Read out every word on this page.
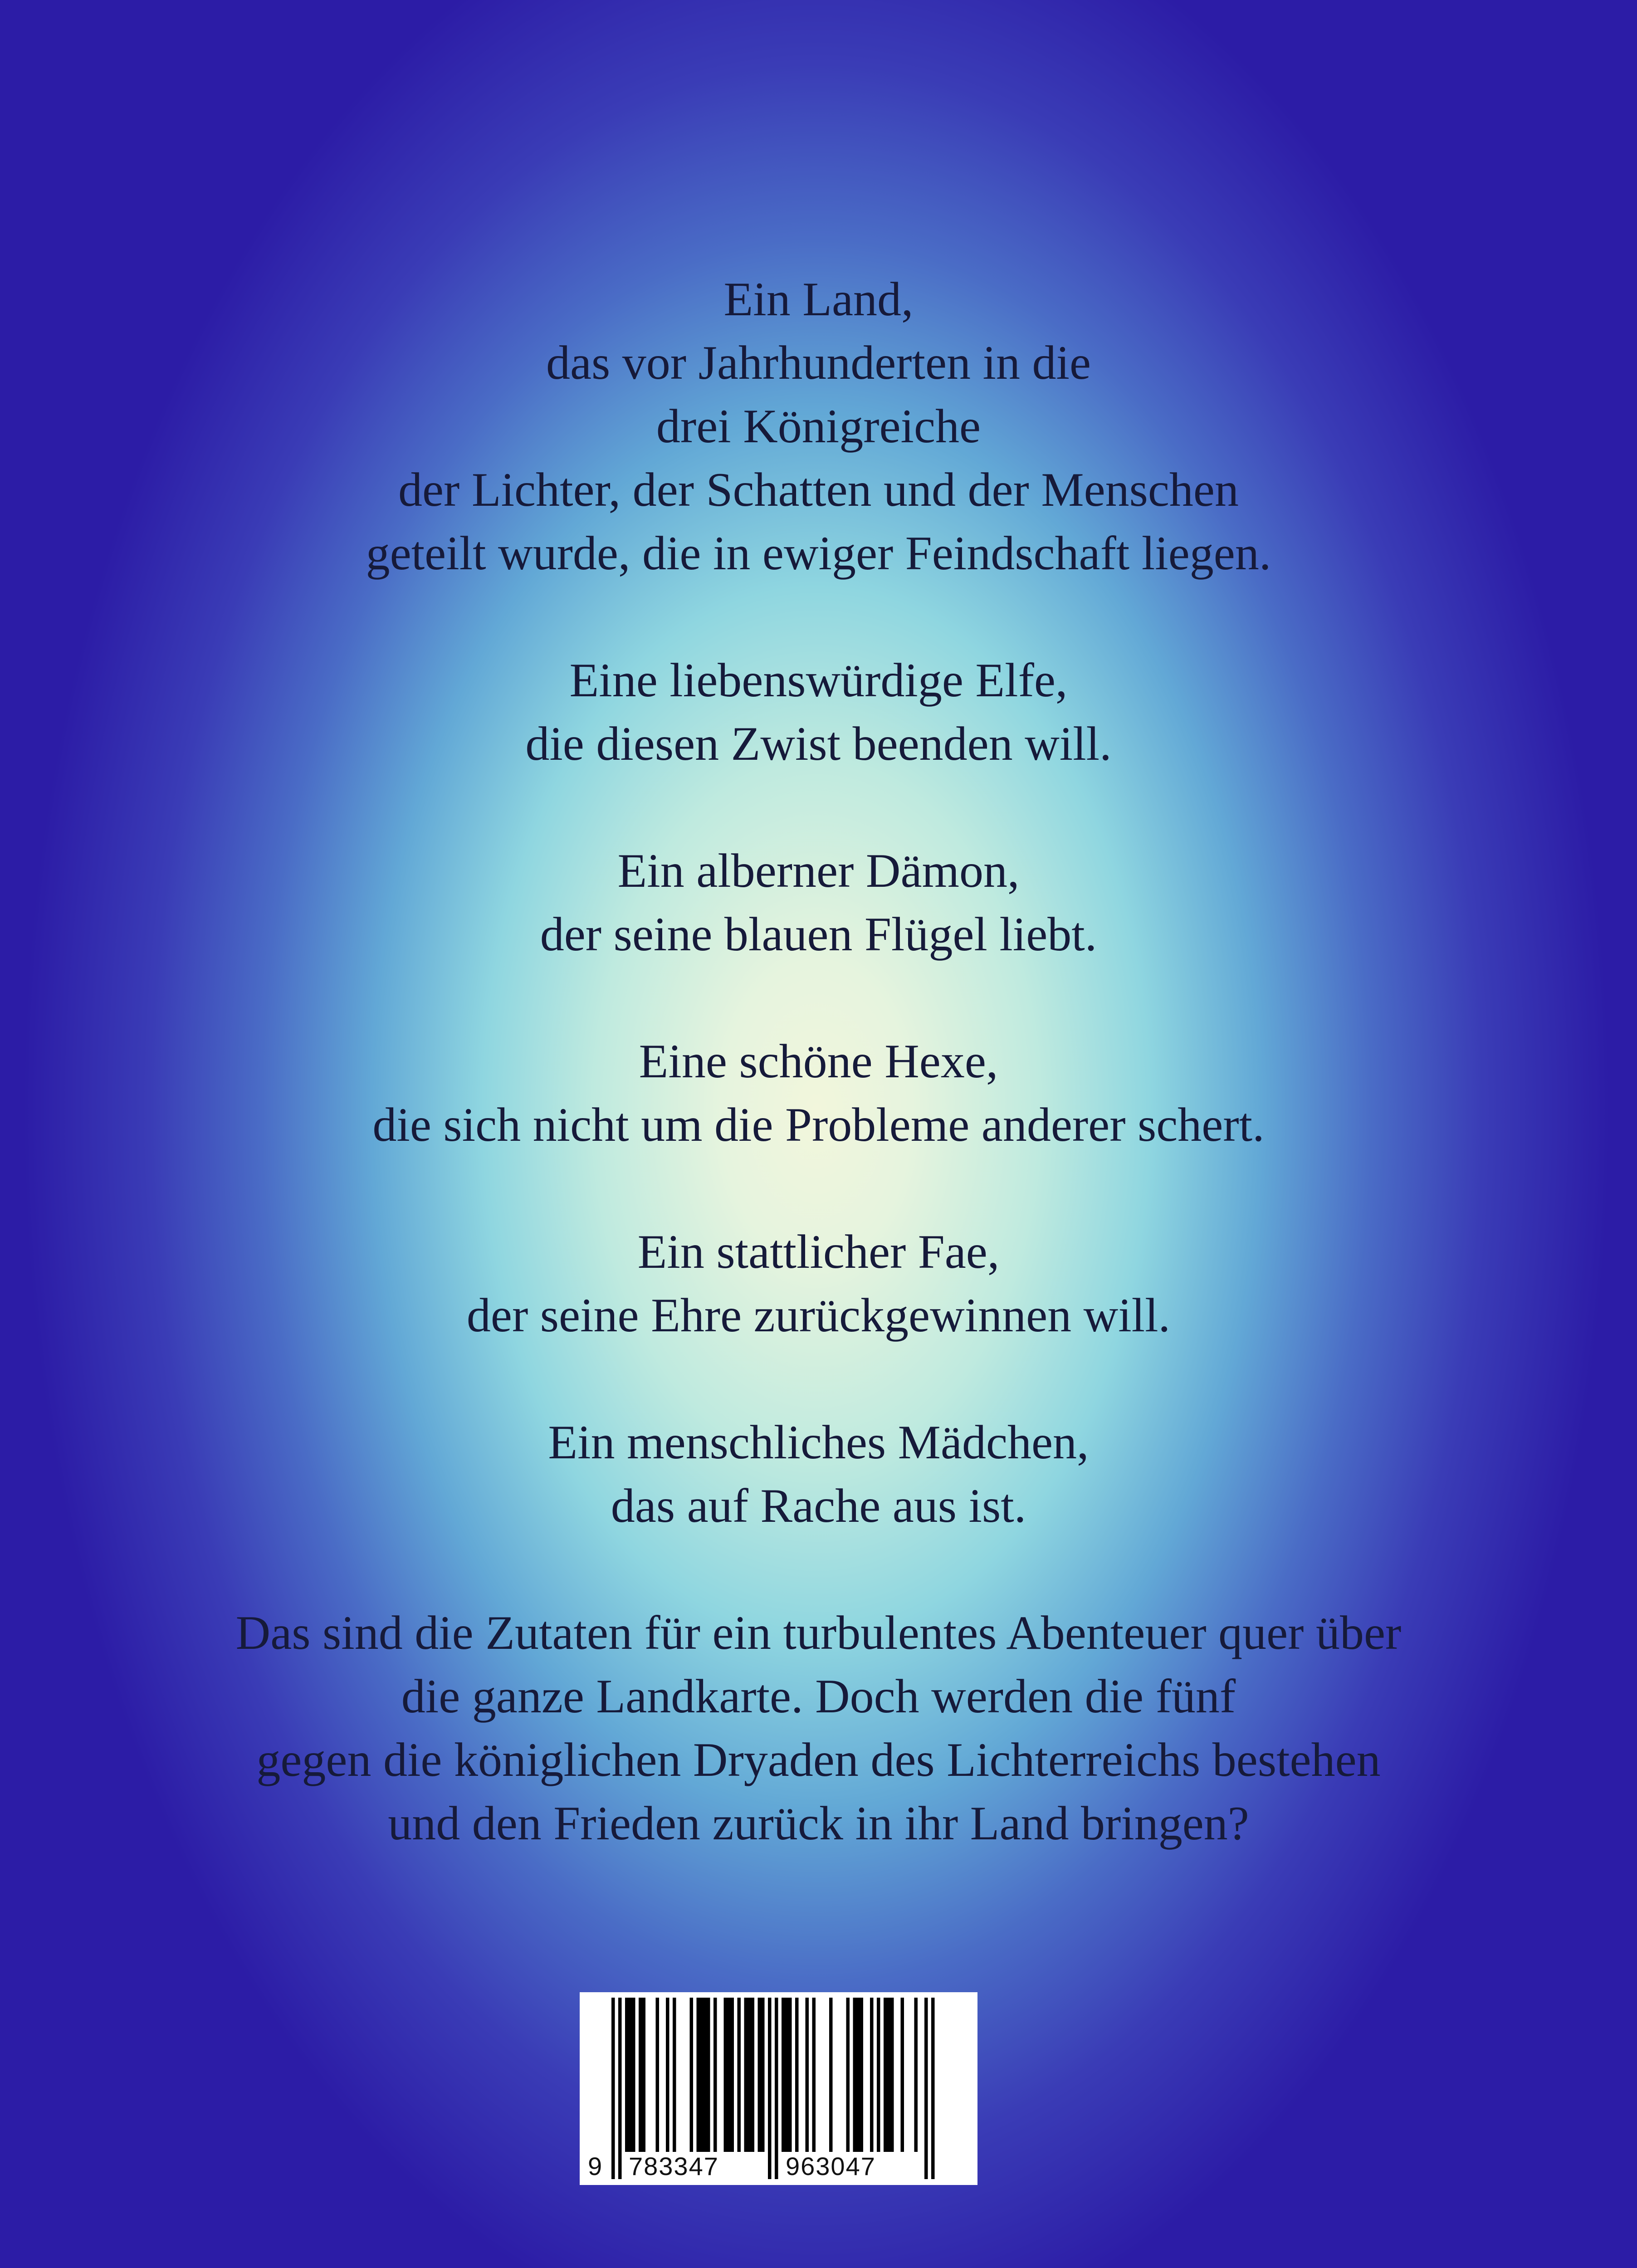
Ein Land,

das vor Jahrhunderten in die

drei Königreiche

der Lichter, der Schatten und der Menschen

geteilt wurde, die in ewiger Feindschaft liegen.

Eine liebenswürdige Elfe,

die diesen Zwist beenden will.

Ein alberner Dämon,

der seine blauen Flügel liebt.

Eine schöne Hexe,

die sich nicht um die Probleme anderer schert.

Ein stattlicher Fae,

der seine Ehre zurückgewinnen will.

Ein menschliches Mädchen,

das auf Rache aus ist.

Das sind die Zutaten für ein turbulentes Abenteuer quer über

die ganze Landkarte. Doch werden die fünf

gegen die königlichen Dryaden des Lichterreichs bestehen

und den Frieden zurück in ihr Land bringen?

9 783347	963047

◆ **Aim**: Transcribe the whole listing, character for character, but not its images.

◆ **Answer to this task**:
Read out every word on this page.
Ein Land,

das vor Jahrhunderten in die

drei Königreiche

der Lichter, der Schatten und der Menschen

geteilt wurde, die in ewiger Feindschaft liegen.

Eine liebenswürdige Elfe,

die diesen Zwist beenden will.

Ein alberner Dämon,

der seine blauen Flügel liebt.

Eine schöne Hexe,

die sich nicht um die Probleme anderer schert.

Ein stattlicher Fae,

der seine Ehre zurückgewinnen will.

Ein menschliches Mädchen,

das auf Rache aus ist.

Das sind die Zutaten für ein turbulentes Abenteuer quer über

die ganze Landkarte. Doch werden die fünf

gegen die königlichen Dryaden des Lichterreichs bestehen

und den Frieden zurück in ihr Land bringen?

9 783347	963047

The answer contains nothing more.